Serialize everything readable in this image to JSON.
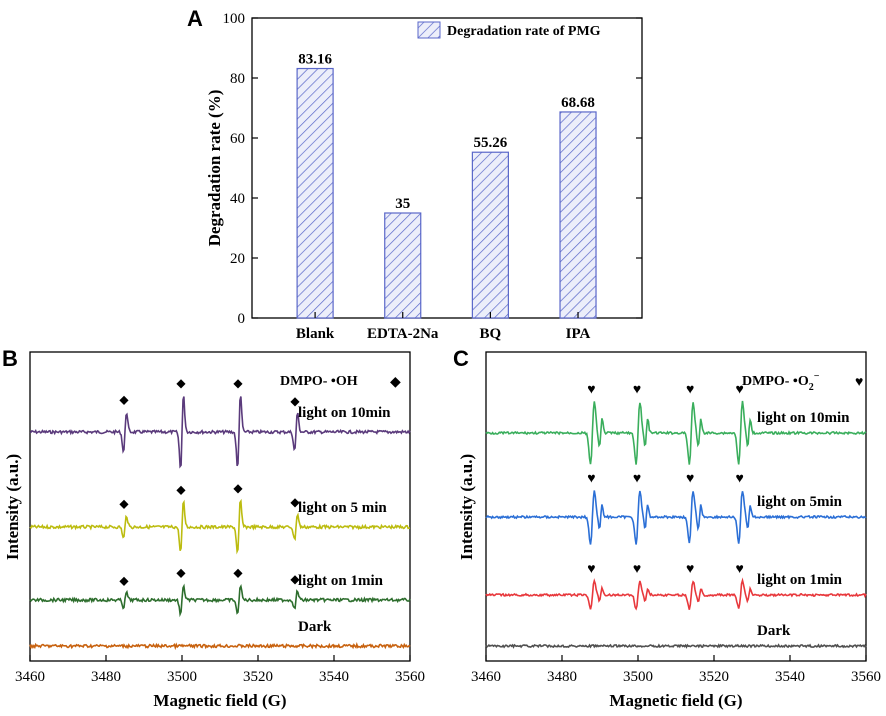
{
  "chart_data": [
    {
      "panel": "A",
      "type": "bar",
      "categories": [
        "Blank",
        "EDTA-2Na",
        "BQ",
        "IPA"
      ],
      "values": [
        83.16,
        35,
        55.26,
        68.68
      ],
      "value_labels": [
        "83.16",
        "35",
        "55.26",
        "68.68"
      ],
      "xlabel": "",
      "ylabel": "Degradation rate (%)",
      "ylim": [
        0,
        100
      ],
      "yticks": [
        "0",
        "20",
        "40",
        "60",
        "80",
        "100"
      ],
      "legend": "Degradation rate of PMG",
      "legend_position": "top-right",
      "bar_color": "#5a67c9"
    },
    {
      "panel": "B",
      "type": "line",
      "xlabel": "Magnetic field (G)",
      "ylabel": "Intensity (a.u.)",
      "xlim": [
        3460,
        3560
      ],
      "xticks": [
        "3460",
        "3480",
        "3500",
        "3520",
        "3540",
        "3560"
      ],
      "legend": "DMPO- •OH",
      "legend_symbol": "◆",
      "peaks": [
        3485,
        3500,
        3515,
        3530
      ],
      "series": [
        {
          "name": "light on 10min",
          "color": "#5b3b7c",
          "marker_color": "#2d4f9e",
          "amplitudes": [
            0.8,
            1.45,
            1.45,
            0.75
          ]
        },
        {
          "name": "light on 5 min",
          "color": "#bcbc10",
          "marker_color": "#d8d810",
          "amplitudes": [
            0.45,
            1.0,
            1.05,
            0.5
          ]
        },
        {
          "name": "light on 1min",
          "color": "#2e6e2e",
          "marker_color": "#2e6e2e",
          "amplitudes": [
            0.3,
            0.6,
            0.6,
            0.35
          ]
        },
        {
          "name": "Dark",
          "color": "#c8620f",
          "marker_color": "",
          "amplitudes": [
            0,
            0,
            0,
            0
          ]
        }
      ]
    },
    {
      "panel": "C",
      "type": "line",
      "xlabel": "Magnetic field (G)",
      "ylabel": "Intensity (a.u.)",
      "xlim": [
        3460,
        3560
      ],
      "xticks": [
        "3460",
        "3480",
        "3500",
        "3520",
        "3540",
        "3560"
      ],
      "legend": "DMPO- •O",
      "legend_sub": "2",
      "legend_sup": "−",
      "legend_symbol": "♥",
      "peaks": [
        3488,
        3500,
        3514,
        3527
      ],
      "series": [
        {
          "name": "light on 10min",
          "color": "#3aae5c",
          "marker_color": "#3aae5c",
          "amplitudes": [
            1.0,
            1.0,
            1.0,
            1.0
          ]
        },
        {
          "name": "light on 5min",
          "color": "#2b6fd6",
          "marker_color": "#2b6fd6",
          "amplitudes": [
            0.85,
            0.85,
            0.85,
            0.85
          ]
        },
        {
          "name": "light on 1min",
          "color": "#e8383c",
          "marker_color": "#e8383c",
          "amplitudes": [
            0.45,
            0.45,
            0.45,
            0.45
          ]
        },
        {
          "name": "Dark",
          "color": "#505050",
          "marker_color": "",
          "amplitudes": [
            0,
            0,
            0,
            0
          ]
        }
      ]
    }
  ]
}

*PROMPT*. How many lines of these entries contain the string "rate"? Reply with the number alone.

*EXERCISE SOLUTION*. 2